▶ _YOUR GOAL_
Look through the data below and say how many of its lines contain "name", adding nothing else.

..............................

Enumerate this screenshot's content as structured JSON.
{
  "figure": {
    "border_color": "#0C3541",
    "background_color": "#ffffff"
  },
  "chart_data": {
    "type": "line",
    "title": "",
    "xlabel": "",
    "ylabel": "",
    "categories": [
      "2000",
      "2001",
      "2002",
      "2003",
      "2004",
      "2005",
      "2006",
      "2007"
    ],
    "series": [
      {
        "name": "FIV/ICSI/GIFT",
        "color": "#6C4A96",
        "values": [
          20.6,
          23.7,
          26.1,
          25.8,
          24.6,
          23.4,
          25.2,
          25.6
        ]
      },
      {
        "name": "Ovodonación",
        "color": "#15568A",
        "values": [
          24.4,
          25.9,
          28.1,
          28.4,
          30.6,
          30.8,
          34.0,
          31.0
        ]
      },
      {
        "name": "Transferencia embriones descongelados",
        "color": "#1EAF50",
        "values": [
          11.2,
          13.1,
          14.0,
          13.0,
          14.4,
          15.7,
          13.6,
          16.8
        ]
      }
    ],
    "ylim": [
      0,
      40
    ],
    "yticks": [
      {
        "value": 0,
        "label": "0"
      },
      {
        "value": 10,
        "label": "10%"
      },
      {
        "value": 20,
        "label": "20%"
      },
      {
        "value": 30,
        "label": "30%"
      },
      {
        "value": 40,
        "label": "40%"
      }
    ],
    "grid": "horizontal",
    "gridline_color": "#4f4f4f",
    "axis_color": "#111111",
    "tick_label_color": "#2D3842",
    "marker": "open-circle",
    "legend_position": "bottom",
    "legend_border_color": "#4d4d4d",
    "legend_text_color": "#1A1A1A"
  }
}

..............................

▶ _ANSWER FOR THE TASK_
3